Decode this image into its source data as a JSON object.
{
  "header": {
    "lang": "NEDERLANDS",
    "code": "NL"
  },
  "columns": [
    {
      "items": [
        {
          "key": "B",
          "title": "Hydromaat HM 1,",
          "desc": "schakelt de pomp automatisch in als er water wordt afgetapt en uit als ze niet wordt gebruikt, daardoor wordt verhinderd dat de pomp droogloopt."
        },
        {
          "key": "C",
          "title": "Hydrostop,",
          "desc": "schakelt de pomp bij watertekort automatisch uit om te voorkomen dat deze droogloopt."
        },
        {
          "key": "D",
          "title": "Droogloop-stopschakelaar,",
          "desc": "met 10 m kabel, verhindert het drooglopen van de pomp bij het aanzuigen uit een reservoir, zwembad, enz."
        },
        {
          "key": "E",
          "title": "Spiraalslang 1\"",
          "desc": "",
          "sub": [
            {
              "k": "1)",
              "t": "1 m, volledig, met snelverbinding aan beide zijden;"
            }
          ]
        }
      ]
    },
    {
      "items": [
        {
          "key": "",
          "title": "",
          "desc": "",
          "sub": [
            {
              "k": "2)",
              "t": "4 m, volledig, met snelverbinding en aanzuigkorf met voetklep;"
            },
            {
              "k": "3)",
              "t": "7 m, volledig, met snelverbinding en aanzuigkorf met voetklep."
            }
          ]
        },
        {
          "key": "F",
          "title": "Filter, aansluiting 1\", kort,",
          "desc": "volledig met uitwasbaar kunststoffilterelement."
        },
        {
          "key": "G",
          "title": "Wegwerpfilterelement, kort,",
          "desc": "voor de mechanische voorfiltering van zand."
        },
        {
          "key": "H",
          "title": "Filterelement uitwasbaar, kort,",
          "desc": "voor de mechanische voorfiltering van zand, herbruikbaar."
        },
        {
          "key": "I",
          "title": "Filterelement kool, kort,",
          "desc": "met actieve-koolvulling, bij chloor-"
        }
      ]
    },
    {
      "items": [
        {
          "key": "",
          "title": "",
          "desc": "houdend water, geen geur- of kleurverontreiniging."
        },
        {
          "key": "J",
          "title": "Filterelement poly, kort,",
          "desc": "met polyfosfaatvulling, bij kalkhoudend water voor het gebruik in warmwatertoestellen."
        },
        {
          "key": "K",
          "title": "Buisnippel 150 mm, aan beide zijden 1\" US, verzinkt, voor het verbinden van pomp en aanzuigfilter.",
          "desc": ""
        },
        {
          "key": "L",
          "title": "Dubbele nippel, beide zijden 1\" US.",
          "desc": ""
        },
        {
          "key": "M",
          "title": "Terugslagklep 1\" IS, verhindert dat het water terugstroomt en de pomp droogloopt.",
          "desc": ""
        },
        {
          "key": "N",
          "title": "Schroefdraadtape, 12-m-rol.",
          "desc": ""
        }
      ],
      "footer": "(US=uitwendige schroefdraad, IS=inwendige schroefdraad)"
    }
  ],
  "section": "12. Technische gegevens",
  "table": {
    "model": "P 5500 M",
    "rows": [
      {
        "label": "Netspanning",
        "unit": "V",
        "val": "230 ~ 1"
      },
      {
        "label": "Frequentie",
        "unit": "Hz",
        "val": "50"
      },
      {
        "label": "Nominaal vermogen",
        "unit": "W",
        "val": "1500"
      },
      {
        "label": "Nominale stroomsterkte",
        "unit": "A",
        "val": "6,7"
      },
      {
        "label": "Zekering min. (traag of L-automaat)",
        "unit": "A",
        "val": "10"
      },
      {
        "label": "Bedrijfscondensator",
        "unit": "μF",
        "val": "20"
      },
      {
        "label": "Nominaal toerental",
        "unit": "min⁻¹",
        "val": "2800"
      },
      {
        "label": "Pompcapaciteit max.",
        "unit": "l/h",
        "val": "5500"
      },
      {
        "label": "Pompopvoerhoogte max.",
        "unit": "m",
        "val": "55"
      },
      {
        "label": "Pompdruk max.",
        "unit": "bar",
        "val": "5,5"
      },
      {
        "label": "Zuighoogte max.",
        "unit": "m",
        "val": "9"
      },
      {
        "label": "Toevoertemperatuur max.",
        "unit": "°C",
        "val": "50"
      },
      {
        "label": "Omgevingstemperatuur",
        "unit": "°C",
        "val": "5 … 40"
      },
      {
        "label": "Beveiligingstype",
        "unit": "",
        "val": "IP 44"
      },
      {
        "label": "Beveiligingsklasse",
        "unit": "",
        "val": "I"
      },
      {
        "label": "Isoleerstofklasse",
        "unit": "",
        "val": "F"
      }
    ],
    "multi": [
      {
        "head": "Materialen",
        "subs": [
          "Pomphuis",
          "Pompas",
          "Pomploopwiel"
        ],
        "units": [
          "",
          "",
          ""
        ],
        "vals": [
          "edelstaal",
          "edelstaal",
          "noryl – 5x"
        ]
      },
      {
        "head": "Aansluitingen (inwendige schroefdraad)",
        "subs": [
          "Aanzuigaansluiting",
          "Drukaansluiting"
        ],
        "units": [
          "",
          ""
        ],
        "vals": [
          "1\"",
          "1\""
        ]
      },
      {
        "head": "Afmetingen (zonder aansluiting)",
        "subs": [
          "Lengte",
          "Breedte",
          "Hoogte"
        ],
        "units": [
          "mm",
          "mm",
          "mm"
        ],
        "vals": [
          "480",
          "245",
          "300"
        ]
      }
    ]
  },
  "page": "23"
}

• • • • • • •

**What you should do:** Copy out all the entries shown above, character for character.

**Answer in full:**
Decode this image into its source data as a JSON object.
{
  "header": {
    "lang": "NEDERLANDS",
    "code": "NL"
  },
  "columns": [
    {
      "items": [
        {
          "key": "B",
          "title": "Hydromaat HM 1,",
          "desc": "schakelt de pomp automatisch in als er water wordt afgetapt en uit als ze niet wordt gebruikt, daardoor wordt verhinderd dat de pomp droogloopt."
        },
        {
          "key": "C",
          "title": "Hydrostop,",
          "desc": "schakelt de pomp bij watertekort automatisch uit om te voorkomen dat deze droogloopt."
        },
        {
          "key": "D",
          "title": "Droogloop-stopschakelaar,",
          "desc": "met 10 m kabel, verhindert het drooglopen van de pomp bij het aanzuigen uit een reservoir, zwembad, enz."
        },
        {
          "key": "E",
          "title": "Spiraalslang 1\"",
          "desc": "",
          "sub": [
            {
              "k": "1)",
              "t": "1 m, volledig, met snelverbinding aan beide zijden;"
            }
          ]
        }
      ]
    },
    {
      "items": [
        {
          "key": "",
          "title": "",
          "desc": "",
          "sub": [
            {
              "k": "2)",
              "t": "4 m, volledig, met snelverbinding en aanzuigkorf met voetklep;"
            },
            {
              "k": "3)",
              "t": "7 m, volledig, met snelverbinding en aanzuigkorf met voetklep."
            }
          ]
        },
        {
          "key": "F",
          "title": "Filter, aansluiting 1\", kort,",
          "desc": "volledig met uitwasbaar kunststoffilterelement."
        },
        {
          "key": "G",
          "title": "Wegwerpfilterelement, kort,",
          "desc": "voor de mechanische voorfiltering van zand."
        },
        {
          "key": "H",
          "title": "Filterelement uitwasbaar, kort,",
          "desc": "voor de mechanische voorfiltering van zand, herbruikbaar."
        },
        {
          "key": "I",
          "title": "Filterelement kool, kort,",
          "desc": "met actieve-koolvulling, bij chloor-"
        }
      ]
    },
    {
      "items": [
        {
          "key": "",
          "title": "",
          "desc": "houdend water, geen geur- of kleurverontreiniging."
        },
        {
          "key": "J",
          "title": "Filterelement poly, kort,",
          "desc": "met polyfosfaatvulling, bij kalkhoudend water voor het gebruik in warmwatertoestellen."
        },
        {
          "key": "K",
          "title": "Buisnippel 150 mm, aan beide zijden 1\" US, verzinkt, voor het verbinden van pomp en aanzuigfilter.",
          "desc": ""
        },
        {
          "key": "L",
          "title": "Dubbele nippel, beide zijden 1\" US.",
          "desc": ""
        },
        {
          "key": "M",
          "title": "Terugslagklep 1\" IS, verhindert dat het water terugstroomt en de pomp droogloopt.",
          "desc": ""
        },
        {
          "key": "N",
          "title": "Schroefdraadtape, 12-m-rol.",
          "desc": ""
        }
      ],
      "footer": "(US=uitwendige schroefdraad, IS=inwendige schroefdraad)"
    }
  ],
  "section": "12. Technische gegevens",
  "table": {
    "model": "P 5500 M",
    "rows": [
      {
        "label": "Netspanning",
        "unit": "V",
        "val": "230 ~ 1"
      },
      {
        "label": "Frequentie",
        "unit": "Hz",
        "val": "50"
      },
      {
        "label": "Nominaal vermogen",
        "unit": "W",
        "val": "1500"
      },
      {
        "label": "Nominale stroomsterkte",
        "unit": "A",
        "val": "6,7"
      },
      {
        "label": "Zekering min. (traag of L-automaat)",
        "unit": "A",
        "val": "10"
      },
      {
        "label": "Bedrijfscondensator",
        "unit": "μF",
        "val": "20"
      },
      {
        "label": "Nominaal toerental",
        "unit": "min⁻¹",
        "val": "2800"
      },
      {
        "label": "Pompcapaciteit max.",
        "unit": "l/h",
        "val": "5500"
      },
      {
        "label": "Pompopvoerhoogte max.",
        "unit": "m",
        "val": "55"
      },
      {
        "label": "Pompdruk max.",
        "unit": "bar",
        "val": "5,5"
      },
      {
        "label": "Zuighoogte max.",
        "unit": "m",
        "val": "9"
      },
      {
        "label": "Toevoertemperatuur max.",
        "unit": "°C",
        "val": "50"
      },
      {
        "label": "Omgevingstemperatuur",
        "unit": "°C",
        "val": "5 … 40"
      },
      {
        "label": "Beveiligingstype",
        "unit": "",
        "val": "IP 44"
      },
      {
        "label": "Beveiligingsklasse",
        "unit": "",
        "val": "I"
      },
      {
        "label": "Isoleerstofklasse",
        "unit": "",
        "val": "F"
      }
    ],
    "multi": [
      {
        "head": "Materialen",
        "subs": [
          "Pomphuis",
          "Pompas",
          "Pomploopwiel"
        ],
        "units": [
          "",
          "",
          ""
        ],
        "vals": [
          "edelstaal",
          "edelstaal",
          "noryl – 5x"
        ]
      },
      {
        "head": "Aansluitingen (inwendige schroefdraad)",
        "subs": [
          "Aanzuigaansluiting",
          "Drukaansluiting"
        ],
        "units": [
          "",
          ""
        ],
        "vals": [
          "1\"",
          "1\""
        ]
      },
      {
        "head": "Afmetingen (zonder aansluiting)",
        "subs": [
          "Lengte",
          "Breedte",
          "Hoogte"
        ],
        "units": [
          "mm",
          "mm",
          "mm"
        ],
        "vals": [
          "480",
          "245",
          "300"
        ]
      }
    ]
  },
  "page": "23"
}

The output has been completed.